### Aim
Please write out the material below exactly as given.

### Records for the task
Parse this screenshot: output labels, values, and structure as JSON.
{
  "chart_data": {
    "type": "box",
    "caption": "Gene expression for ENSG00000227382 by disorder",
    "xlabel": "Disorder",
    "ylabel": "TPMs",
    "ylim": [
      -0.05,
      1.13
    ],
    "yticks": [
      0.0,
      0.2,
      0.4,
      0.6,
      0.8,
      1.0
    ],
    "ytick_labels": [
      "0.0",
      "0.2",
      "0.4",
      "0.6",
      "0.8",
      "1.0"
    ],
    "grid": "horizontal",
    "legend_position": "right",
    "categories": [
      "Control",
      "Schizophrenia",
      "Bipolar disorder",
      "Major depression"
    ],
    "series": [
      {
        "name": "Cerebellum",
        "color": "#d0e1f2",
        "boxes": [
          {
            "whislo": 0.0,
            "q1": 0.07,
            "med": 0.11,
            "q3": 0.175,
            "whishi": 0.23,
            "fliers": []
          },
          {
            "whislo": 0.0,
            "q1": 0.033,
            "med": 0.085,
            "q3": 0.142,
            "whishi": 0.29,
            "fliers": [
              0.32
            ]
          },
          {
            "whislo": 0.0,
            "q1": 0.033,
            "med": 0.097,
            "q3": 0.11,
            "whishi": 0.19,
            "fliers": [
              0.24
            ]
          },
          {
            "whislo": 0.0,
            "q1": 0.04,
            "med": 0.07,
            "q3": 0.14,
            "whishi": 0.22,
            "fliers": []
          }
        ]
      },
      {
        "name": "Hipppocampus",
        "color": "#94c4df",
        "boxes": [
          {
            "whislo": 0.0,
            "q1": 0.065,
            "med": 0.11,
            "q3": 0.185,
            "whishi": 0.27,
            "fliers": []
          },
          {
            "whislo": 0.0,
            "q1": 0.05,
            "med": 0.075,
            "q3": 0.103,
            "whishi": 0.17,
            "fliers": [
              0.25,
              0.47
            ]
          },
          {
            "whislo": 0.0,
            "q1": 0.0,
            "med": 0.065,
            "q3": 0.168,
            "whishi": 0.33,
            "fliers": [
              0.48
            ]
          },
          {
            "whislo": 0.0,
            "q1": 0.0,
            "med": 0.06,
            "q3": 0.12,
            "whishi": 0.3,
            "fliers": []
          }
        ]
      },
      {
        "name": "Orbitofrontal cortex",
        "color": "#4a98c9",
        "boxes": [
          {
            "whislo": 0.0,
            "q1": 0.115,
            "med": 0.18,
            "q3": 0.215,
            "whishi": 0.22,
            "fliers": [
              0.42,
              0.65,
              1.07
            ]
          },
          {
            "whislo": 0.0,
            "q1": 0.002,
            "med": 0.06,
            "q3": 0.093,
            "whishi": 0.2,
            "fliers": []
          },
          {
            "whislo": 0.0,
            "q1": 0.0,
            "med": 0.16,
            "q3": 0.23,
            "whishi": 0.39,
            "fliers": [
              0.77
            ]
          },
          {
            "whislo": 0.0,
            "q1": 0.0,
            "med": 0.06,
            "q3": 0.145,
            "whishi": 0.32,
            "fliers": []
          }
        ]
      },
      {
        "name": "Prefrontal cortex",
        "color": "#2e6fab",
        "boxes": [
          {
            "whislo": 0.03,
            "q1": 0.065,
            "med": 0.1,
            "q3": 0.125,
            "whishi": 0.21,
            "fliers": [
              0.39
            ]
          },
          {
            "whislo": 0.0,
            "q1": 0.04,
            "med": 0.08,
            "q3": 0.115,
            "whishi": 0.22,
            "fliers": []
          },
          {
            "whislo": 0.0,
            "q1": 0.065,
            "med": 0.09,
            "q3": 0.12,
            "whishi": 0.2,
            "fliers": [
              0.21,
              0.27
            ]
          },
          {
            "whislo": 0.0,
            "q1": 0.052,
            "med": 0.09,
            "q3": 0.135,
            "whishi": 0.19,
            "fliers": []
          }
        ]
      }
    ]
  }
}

### Answer below
Parse this screenshot: output labels, values, and structure as JSON.
{
  "chart_data": {
    "type": "box",
    "caption": "Gene expression for ENSG00000227382 by disorder",
    "xlabel": "Disorder",
    "ylabel": "TPMs",
    "ylim": [
      -0.05,
      1.13
    ],
    "yticks": [
      0.0,
      0.2,
      0.4,
      0.6,
      0.8,
      1.0
    ],
    "ytick_labels": [
      "0.0",
      "0.2",
      "0.4",
      "0.6",
      "0.8",
      "1.0"
    ],
    "grid": "horizontal",
    "legend_position": "right",
    "categories": [
      "Control",
      "Schizophrenia",
      "Bipolar disorder",
      "Major depression"
    ],
    "series": [
      {
        "name": "Cerebellum",
        "color": "#d0e1f2",
        "boxes": [
          {
            "whislo": 0.0,
            "q1": 0.07,
            "med": 0.11,
            "q3": 0.175,
            "whishi": 0.23,
            "fliers": []
          },
          {
            "whislo": 0.0,
            "q1": 0.033,
            "med": 0.085,
            "q3": 0.142,
            "whishi": 0.29,
            "fliers": [
              0.32
            ]
          },
          {
            "whislo": 0.0,
            "q1": 0.033,
            "med": 0.097,
            "q3": 0.11,
            "whishi": 0.19,
            "fliers": [
              0.24
            ]
          },
          {
            "whislo": 0.0,
            "q1": 0.04,
            "med": 0.07,
            "q3": 0.14,
            "whishi": 0.22,
            "fliers": []
          }
        ]
      },
      {
        "name": "Hipppocampus",
        "color": "#94c4df",
        "boxes": [
          {
            "whislo": 0.0,
            "q1": 0.065,
            "med": 0.11,
            "q3": 0.185,
            "whishi": 0.27,
            "fliers": []
          },
          {
            "whislo": 0.0,
            "q1": 0.05,
            "med": 0.075,
            "q3": 0.103,
            "whishi": 0.17,
            "fliers": [
              0.25,
              0.47
            ]
          },
          {
            "whislo": 0.0,
            "q1": 0.0,
            "med": 0.065,
            "q3": 0.168,
            "whishi": 0.33,
            "fliers": [
              0.48
            ]
          },
          {
            "whislo": 0.0,
            "q1": 0.0,
            "med": 0.06,
            "q3": 0.12,
            "whishi": 0.3,
            "fliers": []
          }
        ]
      },
      {
        "name": "Orbitofrontal cortex",
        "color": "#4a98c9",
        "boxes": [
          {
            "whislo": 0.0,
            "q1": 0.115,
            "med": 0.18,
            "q3": 0.215,
            "whishi": 0.22,
            "fliers": [
              0.42,
              0.65,
              1.07
            ]
          },
          {
            "whislo": 0.0,
            "q1": 0.002,
            "med": 0.06,
            "q3": 0.093,
            "whishi": 0.2,
            "fliers": []
          },
          {
            "whislo": 0.0,
            "q1": 0.0,
            "med": 0.16,
            "q3": 0.23,
            "whishi": 0.39,
            "fliers": [
              0.77
            ]
          },
          {
            "whislo": 0.0,
            "q1": 0.0,
            "med": 0.06,
            "q3": 0.145,
            "whishi": 0.32,
            "fliers": []
          }
        ]
      },
      {
        "name": "Prefrontal cortex",
        "color": "#2e6fab",
        "boxes": [
          {
            "whislo": 0.03,
            "q1": 0.065,
            "med": 0.1,
            "q3": 0.125,
            "whishi": 0.21,
            "fliers": [
              0.39
            ]
          },
          {
            "whislo": 0.0,
            "q1": 0.04,
            "med": 0.08,
            "q3": 0.115,
            "whishi": 0.22,
            "fliers": []
          },
          {
            "whislo": 0.0,
            "q1": 0.065,
            "med": 0.09,
            "q3": 0.12,
            "whishi": 0.2,
            "fliers": [
              0.21,
              0.27
            ]
          },
          {
            "whislo": 0.0,
            "q1": 0.052,
            "med": 0.09,
            "q3": 0.135,
            "whishi": 0.19,
            "fliers": []
          }
        ]
      }
    ]
  }
}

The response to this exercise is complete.